**DOCUMENT SECTION**
Sex and relationships were askew this year. Ended up dating two girls at the same time, both Geminis, both of whom I worked with and did shows with. Same job, same shows, all three of us. One of them was beloved by my brother, the other was the first time I got laid in my parents' house. Outside of that rigamarole I spent a lot of time learning about myself. Lots of porn, lube, toys, self-exploration. Wanted to prepare myself for more adventurous times. Most of the year, though, I was aloof in this area. Between the blow I was dealt in leaving my whole life in Iowa and the fact I knew I'd be leaving for Canada eventually made me stick mostly to myself during this time. Plus I was dealing horribly with the break-up and shame of living at home.

Spirituality was in its infancy and journaling was in full-spread production. I was juggling three journals: Dayplanner for chronicling everyday events, Meditation to record my progress, and another for everyday thoughts and issues. Because of my rapid descent into vices I was keeping tallies of different habits: Whether I drank or not, smoked or not, how many cigarettes per day. I was also paying more attention to my dreams and recording any kind of details I could remember from the night before. I was, however, just starting to compile my altar and rituals. Taoism and Buddhism sat prominently with my mindset, but numerology and astrology fit strongly into the structure. Tarot cards, Qabalah, and spellcasting became more influential to me due to a friend who did a Tarot reading for me at work one evening. He used a Crowley Thoth deck, and I fell right into it. I found a how-to book at Border's about Buddhist prayer rosaries - malas - and made myself three, one carnelian, one sandalwood, and one tiger's-eye. But so difficult to find time to sit and focus on breathing. Lucky to make it 5-15 minutes in one sitting. I began taking Sunday walks in the park district woods nearby, a habit I would carry through the seven years. Most of my supplies: Candles, incense, stones, books, chimes; they all came from Iowa. Everything was stored in a steamer trunk meant for easy transportability.

The first chakra is red, located at the root of the spine, the anus. It controls pure primal energy: Eating, sleeping, fighting, fucking, the basest of instincts. It is represented by a snake coiled around an egg, the male Kundalini power as dictated by the Hindu religion. Its energy can be guided by the minerals Garnet, Bloodstone, Hematitie, Petrified Wood. It is considered a more masculine energy source because it is so close to the testes on men, whereas the second chakra, the passion chakra which rules over the reproductive organs, is considered more female due to its proximity to the ovaries on the female.

23 August 2008

Abstract

Originally this was planned to be a manifesto which, although quite cool to conceptualize and write, really doesn't fit the purpose of it. This isn't a declaration of beliefs, this is a statement of purpose.

Let me begin at the end.

For the past few years I have been having trouble relating socially. It has become so comfortable to stay solipsistic and distant that the situation is routine and preferable. Which isn't to say that I haven't craved human contact. So on the many occasions when I've been asked to go out my brain tends to hit overdrive. How do I act? What do I say? How do I present myself? When I am with people I can only imagine the impression they take in from me: Male, white, 30 years old, intelligent, witty, talented, highly energetic, broad aspirations, and very easy on the eyes. Yet works a menial job well below his education, abandoned his artistic dreams for little reason, appears bogged down with familial obligations, and, especially as of late, has done nothing to improve any of this.

**DATA LISTING**
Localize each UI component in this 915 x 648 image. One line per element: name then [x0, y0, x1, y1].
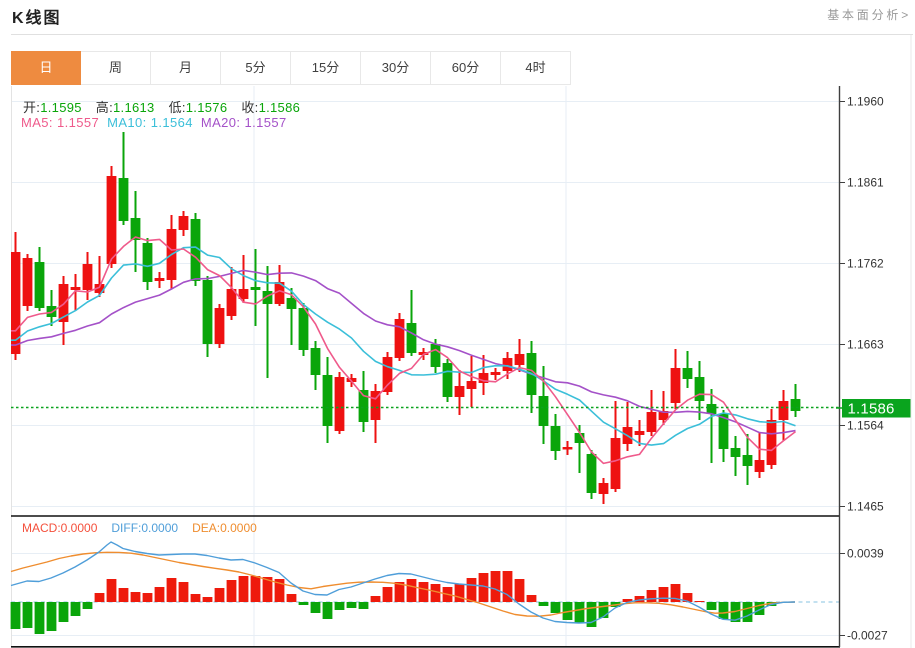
svg-text:1.1861: 1.1861	[847, 176, 884, 190]
svg-text:1.1465: 1.1465	[847, 500, 884, 514]
svg-text:-0.0027: -0.0027	[847, 629, 888, 643]
svg-text:1.1663: 1.1663	[847, 338, 884, 352]
svg-text:1.1564: 1.1564	[847, 419, 884, 433]
svg-text:1.1960: 1.1960	[847, 95, 884, 109]
svg-text:1.1762: 1.1762	[847, 257, 884, 271]
svg-text:1.1586: 1.1586	[848, 401, 895, 418]
svg-text:0.0039: 0.0039	[847, 547, 884, 561]
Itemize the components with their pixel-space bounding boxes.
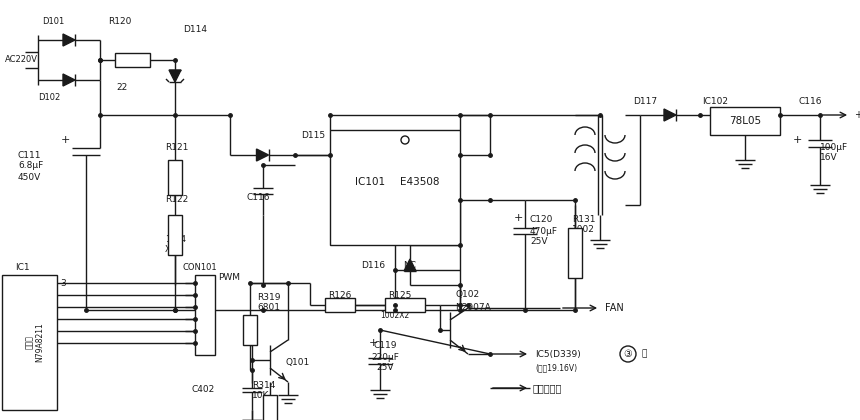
Text: 470μF: 470μF	[530, 228, 558, 236]
Text: +: +	[792, 135, 802, 145]
Text: Q101: Q101	[285, 357, 310, 367]
Text: FAN: FAN	[605, 303, 624, 313]
Text: 22: 22	[116, 84, 127, 92]
Text: C116: C116	[246, 192, 270, 202]
Text: C116: C116	[798, 97, 822, 107]
Text: R314: R314	[252, 381, 275, 389]
Text: AC220V: AC220V	[5, 55, 38, 65]
Bar	[263, 395, 277, 420]
Text: 450V: 450V	[18, 173, 41, 181]
Text: 去激励电路: 去激励电路	[533, 383, 562, 393]
Text: R319: R319	[257, 292, 280, 302]
Text: N79A8211: N79A8211	[35, 322, 45, 362]
Bar	[325, 298, 355, 312]
Text: 16V: 16V	[820, 153, 838, 163]
Bar	[330, 130, 460, 245]
Text: 6801: 6801	[257, 304, 280, 312]
Bar	[195, 275, 215, 355]
Text: 1002: 1002	[572, 226, 595, 234]
Text: E43508: E43508	[400, 177, 439, 187]
Text: +: +	[513, 213, 523, 223]
Text: 220μF: 220μF	[371, 352, 399, 362]
Polygon shape	[664, 109, 676, 121]
Text: IC101: IC101	[355, 177, 385, 187]
Text: +: +	[368, 338, 378, 348]
Text: Q102: Q102	[455, 291, 479, 299]
Text: R126: R126	[329, 291, 352, 299]
Text: D115: D115	[301, 131, 325, 139]
Bar	[115, 53, 150, 67]
Text: 1002X2: 1002X2	[380, 310, 409, 320]
Polygon shape	[169, 70, 181, 82]
Text: C402: C402	[192, 386, 215, 394]
Text: +5V: +5V	[854, 110, 860, 120]
Text: R121: R121	[165, 144, 188, 152]
Text: IC5(D339): IC5(D339)	[535, 349, 580, 359]
Text: IC1: IC1	[15, 263, 29, 273]
Bar	[168, 160, 182, 195]
Text: D101: D101	[42, 18, 64, 26]
Text: IC102: IC102	[702, 97, 728, 107]
Text: 1204: 1204	[165, 236, 186, 244]
Text: D114: D114	[183, 26, 207, 34]
Text: R125: R125	[389, 291, 412, 299]
Text: NC: NC	[403, 260, 416, 270]
Bar	[243, 315, 257, 345]
Text: 脚: 脚	[642, 349, 648, 359]
Text: 100μF: 100μF	[820, 144, 848, 152]
Text: ③: ③	[624, 349, 632, 359]
Bar	[568, 228, 582, 278]
Text: 78L05: 78L05	[729, 116, 761, 126]
Text: 25V: 25V	[377, 363, 394, 373]
Text: R120: R120	[108, 18, 132, 26]
Polygon shape	[256, 149, 268, 161]
Bar	[710, 107, 780, 135]
Text: D117: D117	[633, 97, 657, 107]
Text: R122: R122	[165, 195, 188, 205]
Polygon shape	[404, 259, 416, 271]
Text: R131: R131	[572, 215, 595, 225]
Text: (实测19.16V): (实测19.16V)	[535, 363, 577, 373]
Text: 6.8μF: 6.8μF	[18, 162, 43, 171]
Text: CON101: CON101	[182, 263, 218, 273]
Text: PWM: PWM	[218, 273, 240, 281]
Text: N2907A: N2907A	[455, 304, 491, 312]
Text: +: +	[60, 135, 70, 145]
Text: D102: D102	[38, 94, 60, 102]
Text: C111: C111	[18, 150, 41, 160]
Polygon shape	[63, 34, 75, 46]
Text: 单片机: 单片机	[24, 335, 34, 349]
Text: 3: 3	[60, 278, 65, 288]
Text: C119: C119	[373, 341, 396, 349]
Bar	[2, 275, 57, 410]
Bar	[385, 298, 425, 312]
Polygon shape	[63, 74, 75, 86]
Text: C120: C120	[530, 215, 553, 225]
Text: D116: D116	[361, 260, 385, 270]
Text: 10K: 10K	[252, 391, 269, 399]
Text: 25V: 25V	[530, 237, 548, 247]
Text: X2: X2	[165, 246, 176, 255]
Bar	[168, 215, 182, 255]
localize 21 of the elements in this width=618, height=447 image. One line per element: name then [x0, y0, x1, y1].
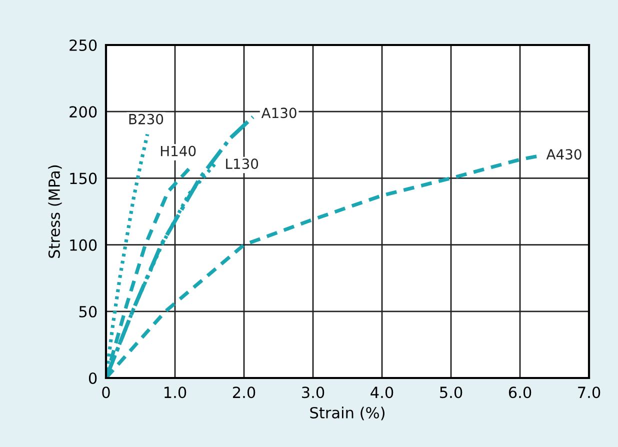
x-tick-label: 6.0 [508, 386, 532, 398]
y-tick-label: 250 [70, 39, 97, 52]
series-label: A130 [261, 108, 296, 118]
x-tick-label: 5.0 [440, 386, 462, 398]
x-tick-label: 4.0 [370, 386, 394, 398]
x-tick-label: 1.0 [164, 386, 186, 398]
series-label: B230 [129, 114, 164, 124]
series-label: A430 [546, 149, 582, 160]
series-label: H140 [160, 146, 196, 156]
y-axis-title: Stress (MPa) [48, 165, 62, 258]
x-tick-label: 3.0 [302, 386, 324, 398]
y-tick-label: 100 [70, 239, 97, 251]
y-tick-label: 0 [88, 372, 97, 384]
y-tick-label: 50 [79, 306, 97, 318]
x-tick-label: 7.0 [578, 386, 600, 398]
y-tick-label: 150 [70, 172, 97, 184]
x-tick-label: 0 [102, 386, 110, 398]
x-axis-title: Strain (%) [310, 406, 384, 420]
series-label: L130 [226, 158, 258, 170]
y-tick-label: 200 [70, 106, 97, 118]
x-tick-label: 2.0 [232, 386, 256, 398]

**WHAT TO DO**
**A)** Using the memoir excerpt, answer each question:
(i) How many journals was the writer keeping at once?
(ii) What color is the first chakra?
(iii) What was the "Abstract" originally planned to be?
**B)** Name every supply that, according to the memoir excerpt, came from Iowa.
**C)** Extend the memoir excerpt, starting right after its final sentence.

**SET OF ANSWERS**
**A)**
(i) Three.
(ii) Red.
(iii) A manifesto.

**B)** Candles, incense, stones, books, chimes

**C)**
This is an image of conflict. Two equally strong opposing forces, refusing to find any common ground. If this is what I am left with when I look myself over, what fraction of this is projected across when I am with someone else?
This was running through my mind one night about a month ago when I was recounting a recent time at work when I had asked a girl for whom I had a crush on to go out. She refused. I was bothered. My intentions were purely familiar, but I felt grossly misread. Unfair, unjust, I thought. Who I am before you is a shell of who I truly am. My story is grand and sprawling, covering three countries, full of epic iconic triumphs and heinous personal tragedies. And I am currently at the tail end of a near-decade-long spiritual journey, the most dedicated feat I have ever undertaken. Things, ideas, changes are still settling, still yet to be fully understood. It's all too much to keep inside my head. But it's right here, on the precipice of everything. And it refuses to go away.
So how do I project all this potential energy across, as well?
I looked at my dresser mirror. And I saw the girl. And I figured I just had to start from the beginning. How does it all start?
Seven years ago.
Seven chakras.
One chakra per calendar year.
And as I started I immediately stopped.
And I dropped to the floor.
And I stayed there in that spot for a good 10 minutes.
When I moved again I went to my altar and grabbed my meditation journal. I wrote one more entry. Then I tore out the rest of the blank pages. They were burned a week later.
Without opening the altar I thought about the books inside.
Seven academic dayplanners.
Each filled with meticulous notes, daily observations, symbols, vice tallies, dream recountings, emotional landmarks.
Without searching out any notebook I thought about every project I started in that time.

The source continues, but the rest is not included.